» **Given data**
--*--

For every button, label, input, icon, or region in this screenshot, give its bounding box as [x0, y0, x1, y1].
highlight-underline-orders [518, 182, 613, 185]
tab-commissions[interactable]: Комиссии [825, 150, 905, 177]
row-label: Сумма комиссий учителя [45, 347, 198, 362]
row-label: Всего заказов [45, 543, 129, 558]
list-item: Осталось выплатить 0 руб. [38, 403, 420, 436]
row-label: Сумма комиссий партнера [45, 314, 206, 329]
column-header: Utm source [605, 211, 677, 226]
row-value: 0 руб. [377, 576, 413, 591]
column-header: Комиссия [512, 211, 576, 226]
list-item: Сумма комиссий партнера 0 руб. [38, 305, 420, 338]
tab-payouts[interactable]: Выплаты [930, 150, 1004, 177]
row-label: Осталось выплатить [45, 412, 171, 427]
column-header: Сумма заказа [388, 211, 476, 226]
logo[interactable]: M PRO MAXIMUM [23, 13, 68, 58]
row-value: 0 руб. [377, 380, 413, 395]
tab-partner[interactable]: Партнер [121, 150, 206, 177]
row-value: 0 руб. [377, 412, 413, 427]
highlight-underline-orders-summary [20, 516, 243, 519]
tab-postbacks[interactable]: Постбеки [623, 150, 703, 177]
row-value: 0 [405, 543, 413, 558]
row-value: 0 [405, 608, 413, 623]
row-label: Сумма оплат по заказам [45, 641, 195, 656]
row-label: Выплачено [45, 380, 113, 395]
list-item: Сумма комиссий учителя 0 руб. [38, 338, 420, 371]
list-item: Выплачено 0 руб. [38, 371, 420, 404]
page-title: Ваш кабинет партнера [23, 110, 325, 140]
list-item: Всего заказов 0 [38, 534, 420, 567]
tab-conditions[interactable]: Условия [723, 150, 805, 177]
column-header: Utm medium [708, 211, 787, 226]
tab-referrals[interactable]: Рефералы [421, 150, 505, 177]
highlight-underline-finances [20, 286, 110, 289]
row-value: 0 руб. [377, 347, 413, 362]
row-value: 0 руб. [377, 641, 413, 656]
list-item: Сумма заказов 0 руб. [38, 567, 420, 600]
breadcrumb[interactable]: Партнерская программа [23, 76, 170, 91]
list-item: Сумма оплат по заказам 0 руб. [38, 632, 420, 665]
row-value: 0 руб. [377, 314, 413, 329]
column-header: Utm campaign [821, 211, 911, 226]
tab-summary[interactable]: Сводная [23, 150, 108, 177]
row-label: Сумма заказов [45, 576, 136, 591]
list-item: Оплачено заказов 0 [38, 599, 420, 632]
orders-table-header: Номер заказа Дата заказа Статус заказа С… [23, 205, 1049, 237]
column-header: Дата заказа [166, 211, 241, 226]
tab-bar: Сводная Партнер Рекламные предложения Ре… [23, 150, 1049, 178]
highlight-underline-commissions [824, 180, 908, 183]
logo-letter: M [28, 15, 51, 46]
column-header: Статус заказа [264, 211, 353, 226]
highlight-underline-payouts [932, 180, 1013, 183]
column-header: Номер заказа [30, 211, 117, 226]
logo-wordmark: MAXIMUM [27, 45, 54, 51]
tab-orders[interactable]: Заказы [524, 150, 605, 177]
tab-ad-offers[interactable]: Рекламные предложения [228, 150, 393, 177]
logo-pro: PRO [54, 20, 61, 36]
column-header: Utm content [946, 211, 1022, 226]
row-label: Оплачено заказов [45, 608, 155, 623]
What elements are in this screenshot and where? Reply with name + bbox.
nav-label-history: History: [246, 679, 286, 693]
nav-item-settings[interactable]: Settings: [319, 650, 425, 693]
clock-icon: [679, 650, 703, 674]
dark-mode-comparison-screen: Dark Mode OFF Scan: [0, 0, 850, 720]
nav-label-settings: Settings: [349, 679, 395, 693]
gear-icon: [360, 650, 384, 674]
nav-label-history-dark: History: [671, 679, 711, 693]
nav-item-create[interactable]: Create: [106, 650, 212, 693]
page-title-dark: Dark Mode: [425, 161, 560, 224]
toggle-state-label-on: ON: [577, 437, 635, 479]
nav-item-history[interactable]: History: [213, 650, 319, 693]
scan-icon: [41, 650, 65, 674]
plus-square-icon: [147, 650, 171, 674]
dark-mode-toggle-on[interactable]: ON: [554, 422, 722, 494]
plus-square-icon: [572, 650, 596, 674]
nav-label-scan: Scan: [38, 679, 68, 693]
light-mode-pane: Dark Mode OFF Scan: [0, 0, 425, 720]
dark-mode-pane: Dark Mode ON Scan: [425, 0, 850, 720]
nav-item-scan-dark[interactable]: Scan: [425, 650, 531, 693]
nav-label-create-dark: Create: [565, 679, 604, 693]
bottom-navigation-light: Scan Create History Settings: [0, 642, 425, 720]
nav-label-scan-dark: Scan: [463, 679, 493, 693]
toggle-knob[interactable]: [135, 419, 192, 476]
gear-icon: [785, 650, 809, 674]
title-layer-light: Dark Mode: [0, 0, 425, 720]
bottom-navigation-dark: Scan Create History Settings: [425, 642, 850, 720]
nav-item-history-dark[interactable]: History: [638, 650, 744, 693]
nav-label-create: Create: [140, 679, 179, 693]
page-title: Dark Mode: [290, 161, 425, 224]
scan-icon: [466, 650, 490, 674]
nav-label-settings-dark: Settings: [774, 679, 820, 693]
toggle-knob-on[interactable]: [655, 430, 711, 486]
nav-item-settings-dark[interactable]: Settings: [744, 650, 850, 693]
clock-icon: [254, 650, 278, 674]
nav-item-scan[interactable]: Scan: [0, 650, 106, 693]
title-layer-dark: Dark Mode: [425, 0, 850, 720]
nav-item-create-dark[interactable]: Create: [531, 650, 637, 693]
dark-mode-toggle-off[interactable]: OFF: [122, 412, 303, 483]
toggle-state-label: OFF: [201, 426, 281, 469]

--*--

Copy out the lines from the first one through the line with "row-label: Осталось выплатить", including both of those lines, with no changes.

For every button, label, input, icon, or region in this screenshot, give its bounding box as [x0, y0, x1, y1].
highlight-underline-orders [518, 182, 613, 185]
tab-commissions[interactable]: Комиссии [825, 150, 905, 177]
row-label: Сумма комиссий учителя [45, 347, 198, 362]
row-label: Всего заказов [45, 543, 129, 558]
list-item: Осталось выплатить 0 руб. [38, 403, 420, 436]
row-label: Сумма комиссий партнера [45, 314, 206, 329]
column-header: Utm source [605, 211, 677, 226]
row-value: 0 руб. [377, 576, 413, 591]
column-header: Комиссия [512, 211, 576, 226]
list-item: Сумма комиссий партнера 0 руб. [38, 305, 420, 338]
tab-payouts[interactable]: Выплаты [930, 150, 1004, 177]
row-label: Осталось выплатить [45, 412, 171, 427]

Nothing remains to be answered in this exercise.